------ TEXT SECTION ------
Internet audio streaming and on-demand playback have become ubiquitous, both in consumer media and professional audio applications. Today, it is a $10 billion industry.
Despite this popularity, the effects of excessive loudness or inconsistent loudness between sources continue to detract from the listening experience. This topic was the subject of a presentation at a recent AES seminar by John Kean, former NPR senior technologist, moderated by David Bialik of David K. Bialik & Associates.
It discussed a new AES technical document on loudness guidelines, TD1008. Kean’s presentation was followed by a panel discussion among several members of the Drafting Group.
To measure and control loudness, engineers speak in terms of LUFS, or Loudness Units relative to Full Scale, as defined by the ITU-R BS.1770-4 Loudness Meter standard.
LUFS relates loudness units to the maximum level that a system can handle, which is always expressed as a negative number, i.e., –18 LUFS. The less negative the number, the higher the average level. An increasing number of pro audio devices and software are equipped with LUFS metering.
------
# PROBLEM A
Quote the passage on audio loudness between "It discussed a" and "the Drafting Group.", inclusive.
------ RECORDS FOR PROCESSING ------
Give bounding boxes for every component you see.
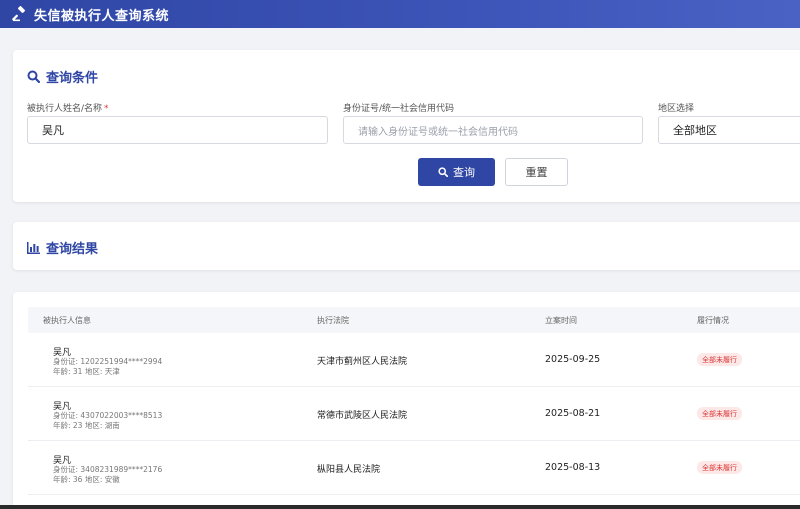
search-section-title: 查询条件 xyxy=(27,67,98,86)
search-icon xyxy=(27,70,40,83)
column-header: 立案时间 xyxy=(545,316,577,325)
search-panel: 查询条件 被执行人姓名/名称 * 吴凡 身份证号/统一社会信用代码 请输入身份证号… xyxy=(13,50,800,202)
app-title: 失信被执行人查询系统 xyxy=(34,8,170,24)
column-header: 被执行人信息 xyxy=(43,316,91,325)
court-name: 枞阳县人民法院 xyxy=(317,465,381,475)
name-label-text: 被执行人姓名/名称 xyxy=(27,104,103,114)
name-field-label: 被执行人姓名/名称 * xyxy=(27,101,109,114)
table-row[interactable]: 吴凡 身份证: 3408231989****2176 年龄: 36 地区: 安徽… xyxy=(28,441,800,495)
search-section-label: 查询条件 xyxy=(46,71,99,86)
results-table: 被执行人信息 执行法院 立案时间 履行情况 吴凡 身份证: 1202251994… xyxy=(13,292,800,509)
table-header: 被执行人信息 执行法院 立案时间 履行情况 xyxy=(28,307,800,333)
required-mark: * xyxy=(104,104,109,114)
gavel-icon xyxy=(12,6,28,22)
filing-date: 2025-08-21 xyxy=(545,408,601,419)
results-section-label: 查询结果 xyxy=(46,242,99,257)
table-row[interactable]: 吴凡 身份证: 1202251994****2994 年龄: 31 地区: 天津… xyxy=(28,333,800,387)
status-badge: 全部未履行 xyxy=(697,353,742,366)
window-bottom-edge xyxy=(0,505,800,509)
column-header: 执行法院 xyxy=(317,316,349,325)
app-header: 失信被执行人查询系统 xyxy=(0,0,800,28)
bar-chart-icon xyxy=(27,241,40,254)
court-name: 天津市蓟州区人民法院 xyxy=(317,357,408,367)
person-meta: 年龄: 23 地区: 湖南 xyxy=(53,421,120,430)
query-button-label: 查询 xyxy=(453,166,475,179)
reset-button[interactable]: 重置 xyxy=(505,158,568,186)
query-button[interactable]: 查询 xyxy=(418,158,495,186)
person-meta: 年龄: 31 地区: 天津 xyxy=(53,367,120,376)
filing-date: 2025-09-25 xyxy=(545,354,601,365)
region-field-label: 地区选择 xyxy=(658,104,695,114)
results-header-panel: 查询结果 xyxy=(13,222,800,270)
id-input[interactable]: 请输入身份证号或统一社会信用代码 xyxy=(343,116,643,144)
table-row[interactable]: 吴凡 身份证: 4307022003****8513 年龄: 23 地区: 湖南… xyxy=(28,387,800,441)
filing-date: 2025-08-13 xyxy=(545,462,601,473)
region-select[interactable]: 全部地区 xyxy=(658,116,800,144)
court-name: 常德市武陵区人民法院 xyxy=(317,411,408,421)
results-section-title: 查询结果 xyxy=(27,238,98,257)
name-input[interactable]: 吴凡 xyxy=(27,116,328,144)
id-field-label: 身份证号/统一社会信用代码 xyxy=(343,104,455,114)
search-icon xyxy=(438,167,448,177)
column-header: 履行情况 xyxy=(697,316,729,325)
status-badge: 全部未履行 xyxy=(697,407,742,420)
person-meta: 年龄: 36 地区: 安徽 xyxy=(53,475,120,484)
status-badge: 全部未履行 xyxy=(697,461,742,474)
------
------ RECORDS FOR PROCESSING ------
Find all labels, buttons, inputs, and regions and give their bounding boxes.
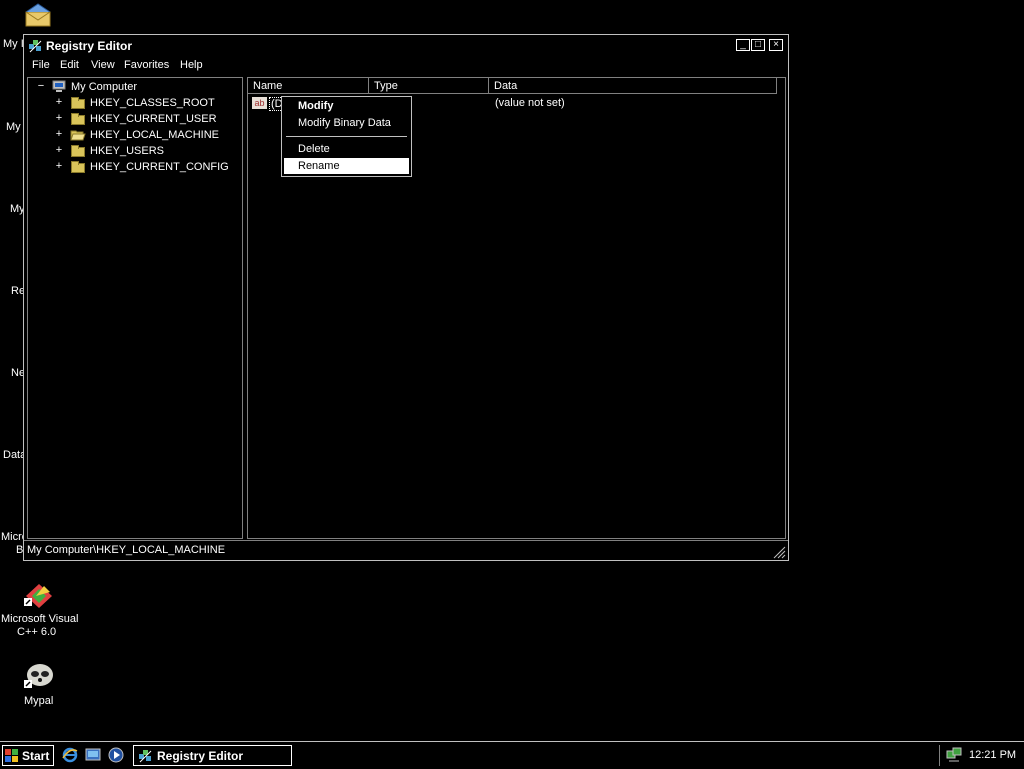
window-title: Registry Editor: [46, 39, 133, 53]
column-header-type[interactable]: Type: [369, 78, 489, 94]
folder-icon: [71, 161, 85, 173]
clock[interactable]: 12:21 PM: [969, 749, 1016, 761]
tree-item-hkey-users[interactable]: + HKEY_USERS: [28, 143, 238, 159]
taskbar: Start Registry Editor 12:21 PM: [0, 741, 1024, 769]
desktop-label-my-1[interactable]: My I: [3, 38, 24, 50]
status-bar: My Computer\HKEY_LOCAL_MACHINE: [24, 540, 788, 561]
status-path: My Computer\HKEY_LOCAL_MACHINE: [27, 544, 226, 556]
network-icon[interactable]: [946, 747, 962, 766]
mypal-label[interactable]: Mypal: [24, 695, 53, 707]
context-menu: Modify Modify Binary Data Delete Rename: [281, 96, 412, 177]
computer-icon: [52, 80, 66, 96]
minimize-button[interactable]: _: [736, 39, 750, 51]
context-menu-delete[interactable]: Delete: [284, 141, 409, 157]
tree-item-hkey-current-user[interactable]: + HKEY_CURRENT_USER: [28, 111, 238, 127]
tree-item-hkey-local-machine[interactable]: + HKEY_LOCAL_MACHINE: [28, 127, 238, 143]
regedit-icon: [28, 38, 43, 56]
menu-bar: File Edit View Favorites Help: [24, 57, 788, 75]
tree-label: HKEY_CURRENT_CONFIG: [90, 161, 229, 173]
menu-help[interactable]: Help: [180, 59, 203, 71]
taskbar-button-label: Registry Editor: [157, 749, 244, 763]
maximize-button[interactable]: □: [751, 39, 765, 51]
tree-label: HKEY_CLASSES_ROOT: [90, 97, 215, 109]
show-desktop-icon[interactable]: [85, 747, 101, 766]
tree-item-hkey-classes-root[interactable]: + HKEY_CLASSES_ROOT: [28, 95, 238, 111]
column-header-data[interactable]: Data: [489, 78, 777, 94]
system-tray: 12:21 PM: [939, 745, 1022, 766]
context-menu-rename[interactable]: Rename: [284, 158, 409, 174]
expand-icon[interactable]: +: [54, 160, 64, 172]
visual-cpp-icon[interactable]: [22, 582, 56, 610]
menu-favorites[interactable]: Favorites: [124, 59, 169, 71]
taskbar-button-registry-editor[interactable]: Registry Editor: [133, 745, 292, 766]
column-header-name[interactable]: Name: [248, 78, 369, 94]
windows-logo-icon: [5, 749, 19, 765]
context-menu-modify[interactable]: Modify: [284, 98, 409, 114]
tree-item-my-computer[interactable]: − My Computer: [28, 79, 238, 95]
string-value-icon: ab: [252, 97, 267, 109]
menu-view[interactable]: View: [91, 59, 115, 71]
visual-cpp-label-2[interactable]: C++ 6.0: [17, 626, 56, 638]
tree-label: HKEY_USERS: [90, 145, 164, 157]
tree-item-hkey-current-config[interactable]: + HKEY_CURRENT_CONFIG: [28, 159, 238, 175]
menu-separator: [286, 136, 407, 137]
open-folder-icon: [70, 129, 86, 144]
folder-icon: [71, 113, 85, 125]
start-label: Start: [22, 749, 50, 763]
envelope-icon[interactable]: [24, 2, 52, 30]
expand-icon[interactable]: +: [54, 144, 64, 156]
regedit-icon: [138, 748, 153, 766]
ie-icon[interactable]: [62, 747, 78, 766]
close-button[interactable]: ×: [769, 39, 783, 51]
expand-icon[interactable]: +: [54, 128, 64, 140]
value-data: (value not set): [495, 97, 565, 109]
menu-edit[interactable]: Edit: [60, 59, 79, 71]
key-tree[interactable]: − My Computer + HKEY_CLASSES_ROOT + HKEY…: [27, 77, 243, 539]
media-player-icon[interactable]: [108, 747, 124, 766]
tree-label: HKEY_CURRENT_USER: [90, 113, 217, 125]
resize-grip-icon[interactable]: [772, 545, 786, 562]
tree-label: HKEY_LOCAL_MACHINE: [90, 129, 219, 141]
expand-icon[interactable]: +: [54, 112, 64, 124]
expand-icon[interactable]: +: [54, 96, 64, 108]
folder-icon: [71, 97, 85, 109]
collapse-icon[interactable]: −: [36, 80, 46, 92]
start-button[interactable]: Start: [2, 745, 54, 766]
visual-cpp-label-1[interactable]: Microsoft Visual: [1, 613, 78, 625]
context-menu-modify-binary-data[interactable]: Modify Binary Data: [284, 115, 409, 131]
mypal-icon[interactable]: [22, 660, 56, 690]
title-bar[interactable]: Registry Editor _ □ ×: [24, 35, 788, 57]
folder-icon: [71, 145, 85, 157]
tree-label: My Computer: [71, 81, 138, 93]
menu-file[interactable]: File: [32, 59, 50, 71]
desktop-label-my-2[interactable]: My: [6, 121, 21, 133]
------
# PROBLEM B
In the records, rewrite only the lines between the lines holding "search-section-title: 查询条件 xyxy=(27,67,98,86)" and "court-name: 常德市武陵区人民法院 xyxy=(317,411,408,421)", inclusive, changing "filing-date" to "case-date" and leaving everything else the same.

# FINAL ANSWER A
It discussed a new AES technical document on loudness guidelines, TD1008. Kean’s presentation was followed by a panel discussion among several members of the Drafting Group.

# FINAL ANSWER B
search-section-title: 查询条件 xyxy=(27,67,98,86)
search-icon xyxy=(27,70,40,83)
column-header: 立案时间 xyxy=(545,316,577,325)
search-panel: 查询条件 被执行人姓名/名称 * 吴凡 身份证号/统一社会信用代码 请输入身份证号… xyxy=(13,50,800,202)
app-title: 失信被执行人查询系统 xyxy=(34,8,170,24)
column-header: 被执行人信息 xyxy=(43,316,91,325)
court-name: 枞阳县人民法院 xyxy=(317,465,381,475)
name-label-text: 被执行人姓名/名称 xyxy=(27,104,103,114)
name-field-label: 被执行人姓名/名称 * xyxy=(27,101,109,114)
table-row[interactable]: 吴凡 身份证: 3408231989****2176 年龄: 36 地区: 安徽… xyxy=(28,441,800,495)
search-section-label: 查询条件 xyxy=(46,71,99,86)
results-table: 被执行人信息 执行法院 立案时间 履行情况 吴凡 身份证: 1202251994… xyxy=(13,292,800,509)
table-header: 被执行人信息 执行法院 立案时间 履行情况 xyxy=(28,307,800,333)
required-mark: * xyxy=(104,104,109,114)
gavel-icon xyxy=(12,6,28,22)
case-date: 2025-08-21 xyxy=(545,408,601,419)
results-section-label: 查询结果 xyxy=(46,242,99,257)
table-row[interactable]: 吴凡 身份证: 1202251994****2994 年龄: 31 地区: 天津… xyxy=(28,333,800,387)
status-badge: 全部未履行 xyxy=(697,353,742,366)
window-bottom-edge xyxy=(0,505,800,509)
column-header: 执行法院 xyxy=(317,316,349,325)
app-header: 失信被执行人查询系统 xyxy=(0,0,800,28)
bar-chart-icon xyxy=(27,241,40,254)
court-name: 天津市蓟州区人民法院 xyxy=(317,357,408,367)
person-meta: 年龄: 23 地区: 湖南 xyxy=(53,421,120,430)
query-button-label: 查询 xyxy=(453,166,475,179)
reset-button[interactable]: 重置 xyxy=(505,158,568,186)
query-button[interactable]: 查询 xyxy=(418,158,495,186)
person-meta: 年龄: 31 地区: 天津 xyxy=(53,367,120,376)
case-date: 2025-09-25 xyxy=(545,354,601,365)
region-field-label: 地区选择 xyxy=(658,104,695,114)
results-header-panel: 查询结果 xyxy=(13,222,800,270)
id-input[interactable]: 请输入身份证号或统一社会信用代码 xyxy=(343,116,643,144)
table-row[interactable]: 吴凡 身份证: 4307022003****8513 年龄: 23 地区: 湖南… xyxy=(28,387,800,441)
case-date: 2025-08-13 xyxy=(545,462,601,473)
region-select[interactable]: 全部地区 xyxy=(658,116,800,144)
court-name: 常德市武陵区人民法院 xyxy=(317,411,408,421)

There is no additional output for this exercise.